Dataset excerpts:
▬▬▬▬▬▬▬▬▬▬
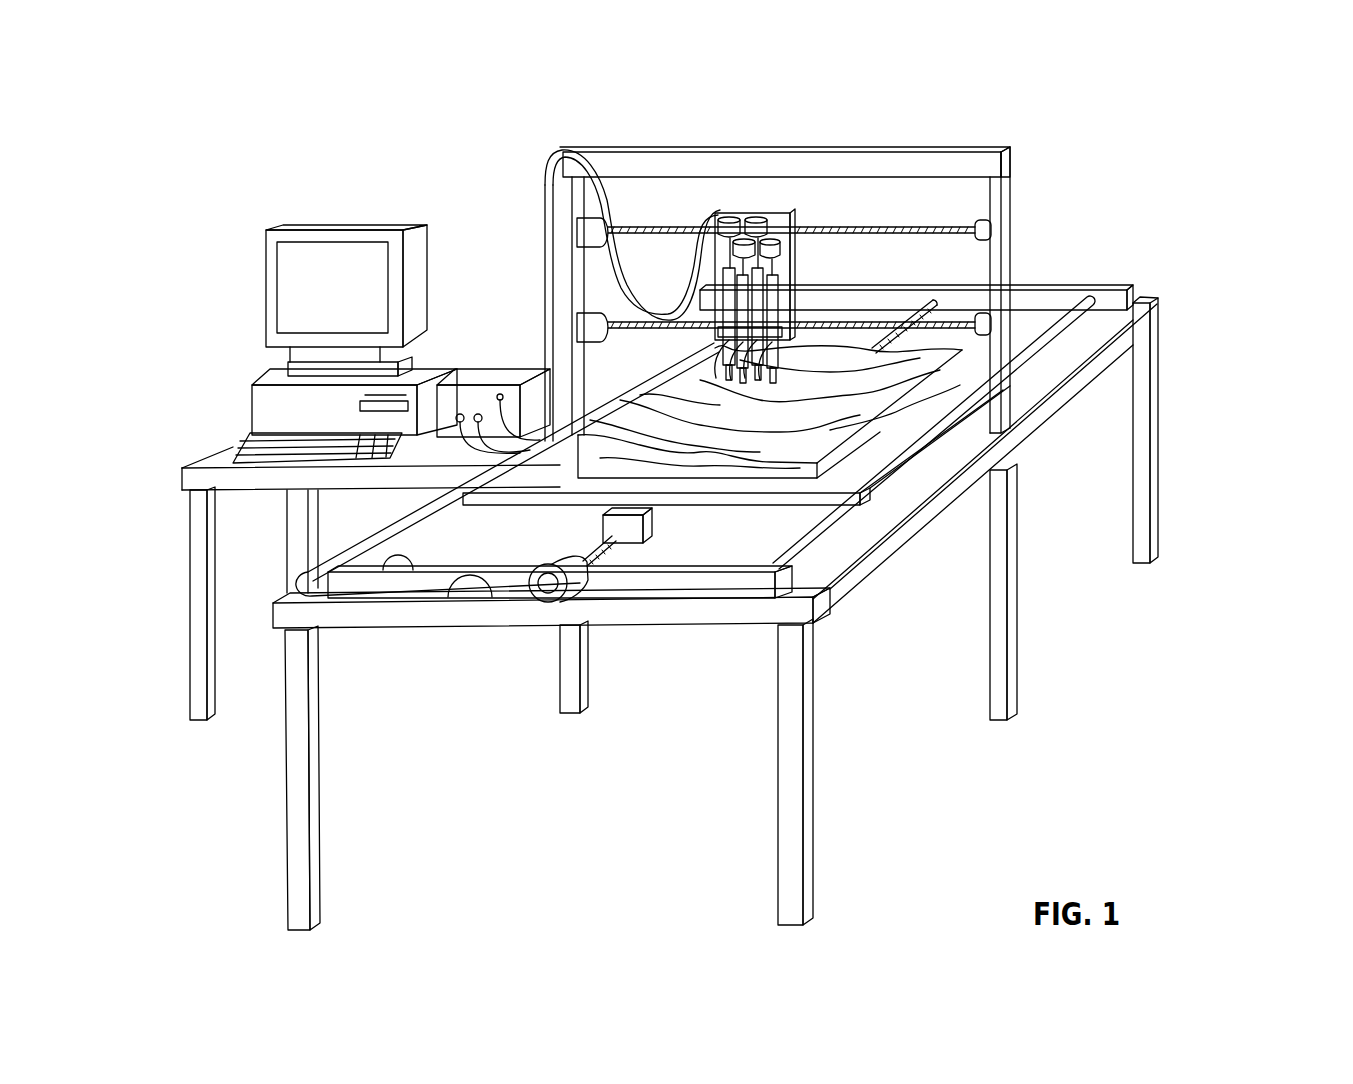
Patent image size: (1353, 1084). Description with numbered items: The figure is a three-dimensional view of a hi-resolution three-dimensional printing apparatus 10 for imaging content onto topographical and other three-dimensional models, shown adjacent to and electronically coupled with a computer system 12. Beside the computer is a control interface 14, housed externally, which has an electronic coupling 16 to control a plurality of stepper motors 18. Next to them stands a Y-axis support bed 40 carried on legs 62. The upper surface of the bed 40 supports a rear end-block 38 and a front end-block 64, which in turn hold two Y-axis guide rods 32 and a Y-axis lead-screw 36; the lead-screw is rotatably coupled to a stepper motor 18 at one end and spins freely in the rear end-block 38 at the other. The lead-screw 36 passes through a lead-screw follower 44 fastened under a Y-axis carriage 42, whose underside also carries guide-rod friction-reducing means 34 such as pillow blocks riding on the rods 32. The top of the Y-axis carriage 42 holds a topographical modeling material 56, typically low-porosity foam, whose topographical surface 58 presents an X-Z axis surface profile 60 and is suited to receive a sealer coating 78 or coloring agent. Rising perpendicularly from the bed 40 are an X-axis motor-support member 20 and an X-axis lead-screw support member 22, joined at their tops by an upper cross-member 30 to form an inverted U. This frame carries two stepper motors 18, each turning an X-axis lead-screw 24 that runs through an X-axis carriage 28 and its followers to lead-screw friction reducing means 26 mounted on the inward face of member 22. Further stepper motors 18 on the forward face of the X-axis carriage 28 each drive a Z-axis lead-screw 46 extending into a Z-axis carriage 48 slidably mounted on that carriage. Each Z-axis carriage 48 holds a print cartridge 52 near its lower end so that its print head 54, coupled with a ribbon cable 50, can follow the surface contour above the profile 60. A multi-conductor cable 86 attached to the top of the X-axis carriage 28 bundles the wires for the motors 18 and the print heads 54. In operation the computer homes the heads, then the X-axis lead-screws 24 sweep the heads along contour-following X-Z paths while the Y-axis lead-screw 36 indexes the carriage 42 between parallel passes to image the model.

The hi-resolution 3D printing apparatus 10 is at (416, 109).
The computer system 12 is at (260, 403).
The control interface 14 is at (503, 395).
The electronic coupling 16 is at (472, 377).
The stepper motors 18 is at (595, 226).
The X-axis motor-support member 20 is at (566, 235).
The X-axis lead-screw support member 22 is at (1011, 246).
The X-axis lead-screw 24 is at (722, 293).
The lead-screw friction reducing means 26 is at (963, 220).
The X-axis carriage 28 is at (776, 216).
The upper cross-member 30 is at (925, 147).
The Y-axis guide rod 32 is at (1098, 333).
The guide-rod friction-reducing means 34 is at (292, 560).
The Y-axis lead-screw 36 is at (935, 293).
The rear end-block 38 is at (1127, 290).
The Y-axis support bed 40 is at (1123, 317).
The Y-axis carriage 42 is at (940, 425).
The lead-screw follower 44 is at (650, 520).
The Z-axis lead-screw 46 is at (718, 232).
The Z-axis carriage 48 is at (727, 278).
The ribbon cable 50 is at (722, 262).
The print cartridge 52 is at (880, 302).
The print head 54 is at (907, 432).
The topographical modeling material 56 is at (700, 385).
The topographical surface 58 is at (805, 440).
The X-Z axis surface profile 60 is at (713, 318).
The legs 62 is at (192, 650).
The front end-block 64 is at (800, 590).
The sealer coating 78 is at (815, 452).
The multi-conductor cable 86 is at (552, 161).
▬▬▬▬▬▬▬▬▬▬
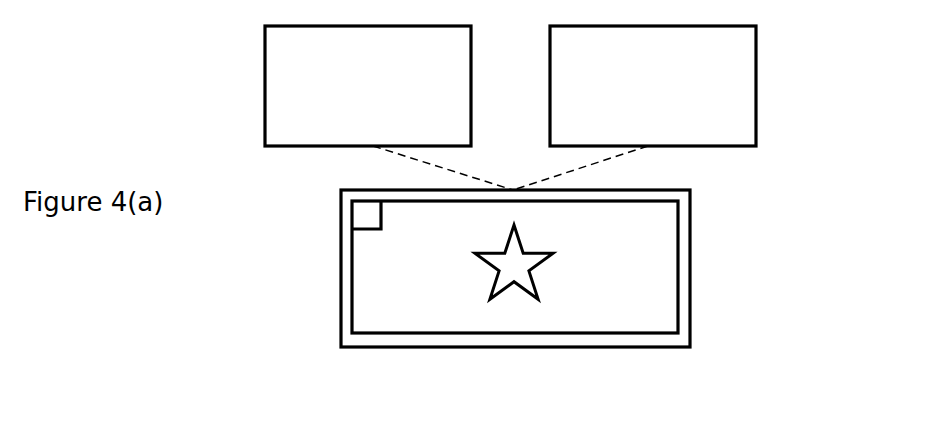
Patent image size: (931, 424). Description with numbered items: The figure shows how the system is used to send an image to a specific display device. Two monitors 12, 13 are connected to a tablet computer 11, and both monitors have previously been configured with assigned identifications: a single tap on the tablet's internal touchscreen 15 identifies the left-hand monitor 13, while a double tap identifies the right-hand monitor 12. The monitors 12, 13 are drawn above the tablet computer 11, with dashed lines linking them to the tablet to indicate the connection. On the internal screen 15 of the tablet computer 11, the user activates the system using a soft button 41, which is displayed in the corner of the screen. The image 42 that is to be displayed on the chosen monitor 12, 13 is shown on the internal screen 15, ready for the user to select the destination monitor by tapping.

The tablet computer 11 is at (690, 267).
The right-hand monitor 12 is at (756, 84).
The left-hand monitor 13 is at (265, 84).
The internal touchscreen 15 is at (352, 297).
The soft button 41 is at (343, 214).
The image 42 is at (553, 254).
▬▬▬▬▬▬▬▬▬▬
Aim of the exercise
Copy the lines of the material above word for word, from the line with "Patent image size: (931, 424)." to the line with "The image 42 is at (553, 254).", including both of those lines.

Task output
Patent image size: (931, 424). Description with numbered items: The figure shows how the system is used to send an image to a specific display device. Two monitors 12, 13 are connected to a tablet computer 11, and both monitors have previously been configured with assigned identifications: a single tap on the tablet's internal touchscreen 15 identifies the left-hand monitor 13, while a double tap identifies the right-hand monitor 12. The monitors 12, 13 are drawn above the tablet computer 11, with dashed lines linking them to the tablet to indicate the connection. On the internal screen 15 of the tablet computer 11, the user activates the system using a soft button 41, which is displayed in the corner of the screen. The image 42 that is to be displayed on the chosen monitor 12, 13 is shown on the internal screen 15, ready for the user to select the destination monitor by tapping.

The tablet computer 11 is at (690, 267).
The right-hand monitor 12 is at (756, 84).
The left-hand monitor 13 is at (265, 84).
The internal touchscreen 15 is at (352, 297).
The soft button 41 is at (343, 214).
The image 42 is at (553, 254).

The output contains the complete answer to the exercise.